───── ОТРЫВОК ТЕКСТА

Ниже мы увидим, откуда взялись намеченные здесь новые элементы у этого проповедника математического метода и как они развернулись у него и у других русских ученых.
П.Гр. Бутков. Одновременно с тем, как Погодин в своих «Лекциях» освещал наше прошедшее другим светом, чем скептики, и, ниспровергая их учение, восстановлял значение Карамзина, в среде русского общества подготовлялся новый Болтин. Это упомянутый уже нами Бутков. Он усердно вчитывался во все, что писалось по русской истории, изучал Карамзина и его предшественников, изучал все важнейшие исследования скептиков, и все проверял по источникам, нашим и иноземным. Результатом этого изучения было убеждение, что наши скептики страшно несправедливы по отношению к нашим древним памятникам и к культурному достоинству нашего древнего прошедшего. Бутков увидел, что Шлецер справедливо высоко ставит эти памятники и что Карамзин справедливо видит культурность в нашей дорюриковской и довладимировой Руси. Но в той и другой области он, подобно Погодину, пошел дальше и Шлецера, и Карамзина. В особенности Бутков широко раздвинул область изысканий для уяснения культурного состояния России в XI веке, когда появилась наша первая летопись, выяснил значение книжного, просветительного влияния на нас Византии и просветительное значение Киево-Печерского монастыря. Бутков пришел даже к предположению, что наш Нестор знал греческий язык, и у Буткова-то и раскрыто, как в Киево-Печерском монастыре сосредоточивались известия из разных мест России, на что мы обращали внимание в свое время. Все это утверждало Буткова в убеждении, что в Киеве действительно написана та летопись, которая у нас известна под именем Нестора и что для объяснения происхождения этого памятника нет надобности прибегать к предположению, что предварительно существовали так называемые монастырские записки. Но Бутков не думал, конечно, усматривать в тогдашней России книжную пустыню, кроме Киева и Несторовой летописи. Он признавал и крепко защищал и «Договоры» с греками, и другие памятники, как отдельные произведения того же Нестора, вроде Жития Феодосия, так и отдельные сказания областные, вроде Сказания Василия об ослеплении Василька.
Вот эти-то основные положения и высказаны П. Бутковым в его замечательном сочинении «Оборона русской летописи Несторовой от навета скептиков», изданном в Петербурге в 1840 г., следовательно, после погодинского «Нестора», но составленном совершенно независимо от исследования Погодина, что признал сам Погодин393.

──────────

• КОРОТКАЯ ЗАДАЧА A: Оформите нумерованным списком строки записей с самого начала записей по строку, содержащую "search-placeholder: 검색: [775, 192, 838, 232]", включительно. Пустые строки пропустите.

───── МАТЕРИАЛЫ УПРАЖНЕНИЯ

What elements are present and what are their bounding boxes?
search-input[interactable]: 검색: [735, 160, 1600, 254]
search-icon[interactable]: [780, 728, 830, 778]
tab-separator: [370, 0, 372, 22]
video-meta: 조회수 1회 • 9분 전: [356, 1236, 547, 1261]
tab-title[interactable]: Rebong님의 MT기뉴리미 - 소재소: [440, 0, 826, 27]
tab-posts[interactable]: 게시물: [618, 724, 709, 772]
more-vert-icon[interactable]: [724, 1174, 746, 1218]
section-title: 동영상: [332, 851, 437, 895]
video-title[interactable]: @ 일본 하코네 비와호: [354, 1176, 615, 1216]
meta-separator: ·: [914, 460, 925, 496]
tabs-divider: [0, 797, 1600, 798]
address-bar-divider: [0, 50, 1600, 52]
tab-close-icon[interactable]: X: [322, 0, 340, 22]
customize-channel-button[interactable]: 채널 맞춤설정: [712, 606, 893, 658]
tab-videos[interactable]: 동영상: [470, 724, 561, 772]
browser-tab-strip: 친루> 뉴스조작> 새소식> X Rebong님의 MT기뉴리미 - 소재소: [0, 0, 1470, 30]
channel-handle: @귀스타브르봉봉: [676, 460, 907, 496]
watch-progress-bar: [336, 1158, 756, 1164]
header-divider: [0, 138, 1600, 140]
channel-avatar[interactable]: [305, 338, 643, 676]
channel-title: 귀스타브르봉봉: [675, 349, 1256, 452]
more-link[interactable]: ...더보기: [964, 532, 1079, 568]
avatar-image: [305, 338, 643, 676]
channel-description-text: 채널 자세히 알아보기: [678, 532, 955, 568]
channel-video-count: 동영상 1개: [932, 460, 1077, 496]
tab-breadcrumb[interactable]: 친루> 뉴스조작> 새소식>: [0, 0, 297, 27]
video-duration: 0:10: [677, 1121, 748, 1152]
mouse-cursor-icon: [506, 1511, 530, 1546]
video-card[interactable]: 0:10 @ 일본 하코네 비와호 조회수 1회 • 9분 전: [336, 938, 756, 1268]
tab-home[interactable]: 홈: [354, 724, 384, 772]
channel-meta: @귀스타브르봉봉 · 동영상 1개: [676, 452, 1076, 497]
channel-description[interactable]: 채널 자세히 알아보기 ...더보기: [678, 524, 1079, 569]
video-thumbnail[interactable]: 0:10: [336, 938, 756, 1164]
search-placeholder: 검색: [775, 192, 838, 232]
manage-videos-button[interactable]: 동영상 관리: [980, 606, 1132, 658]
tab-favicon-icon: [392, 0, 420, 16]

──────────

• КОРОТКАЯ ЗАДАЧА B:
Ответьте по отрывку о Буткове:
(i) Где и в каком году было издано сочинение Буткова «Оборона русской летописи Несторовой от навета скептиков»?
(ii) Какой язык, по предположению Буткова, знал Нестор?
(iii) Какое сказание приведено как пример отдельных областных сказаний?

• ПОЛНЫЙ ОТВЕТ A:
1. What elements are present and what are their bounding boxes?
2. search-input[interactable]: 검색: [735, 160, 1600, 254]
3. search-icon[interactable]: [780, 728, 830, 778]
4. tab-separator: [370, 0, 372, 22]
5. video-meta: 조회수 1회 • 9분 전: [356, 1236, 547, 1261]
6. tab-title[interactable]: Rebong님의 MT기뉴리미 - 소재소: [440, 0, 826, 27]
7. tab-posts[interactable]: 게시물: [618, 724, 709, 772]
8. more-vert-icon[interactable]: [724, 1174, 746, 1218]
9. section-title: 동영상: [332, 851, 437, 895]
10. video-title[interactable]: @ 일본 하코네 비와호: [354, 1176, 615, 1216]
11. meta-separator: ·: [914, 460, 925, 496]
12. tabs-divider: [0, 797, 1600, 798]
13. address-bar-divider: [0, 50, 1600, 52]
14. tab-close-icon[interactable]: X: [322, 0, 340, 22]
15. customize-channel-button[interactable]: 채널 맞춤설정: [712, 606, 893, 658]
16. tab-videos[interactable]: 동영상: [470, 724, 561, 772]
17. browser-tab-strip: 친루> 뉴스조작> 새소식> X Rebong님의 MT기뉴리미 - 소재소: [0, 0, 1470, 30]
18. channel-handle: @귀스타브르봉봉: [676, 460, 907, 496]
19. watch-progress-bar: [336, 1158, 756, 1164]
20. header-divider: [0, 138, 1600, 140]
21. channel-avatar[interactable]: [305, 338, 643, 676]
22. channel-title: 귀스타브르봉봉: [675, 349, 1256, 452]
23. more-link[interactable]: ...더보기: [964, 532, 1079, 568]
24. avatar-image: [305, 338, 643, 676]
25. channel-description-text: 채널 자세히 알아보기: [678, 532, 955, 568]
26. channel-video-count: 동영상 1개: [932, 460, 1077, 496]
27. tab-breadcrumb[interactable]: 친루> 뉴스조작> 새소식>: [0, 0, 297, 27]
28. video-duration: 0:10: [677, 1121, 748, 1152]
29. mouse-cursor-icon: [506, 1511, 530, 1546]
30. video-card[interactable]: 0:10 @ 일본 하코네 비와호 조회수 1회 • 9분 전: [336, 938, 756, 1268]
31. tab-home[interactable]: 홈: [354, 724, 384, 772]
32. channel-meta: @귀스타브르봉봉 · 동영상 1개: [676, 452, 1076, 497]
33. channel-description[interactable]: 채널 자세히 알아보기 ...더보기: [678, 524, 1079, 569]
34. video-thumbnail[interactable]: 0:10: [336, 938, 756, 1164]
35. search-placeholder: 검색: [775, 192, 838, 232]

• ПОЛНЫЙ ОТВЕТ B:
(i) В Петербурге, в 1840 г.
(ii) Греческий язык.
(iii) Сказание Василия об ослеплении Василька.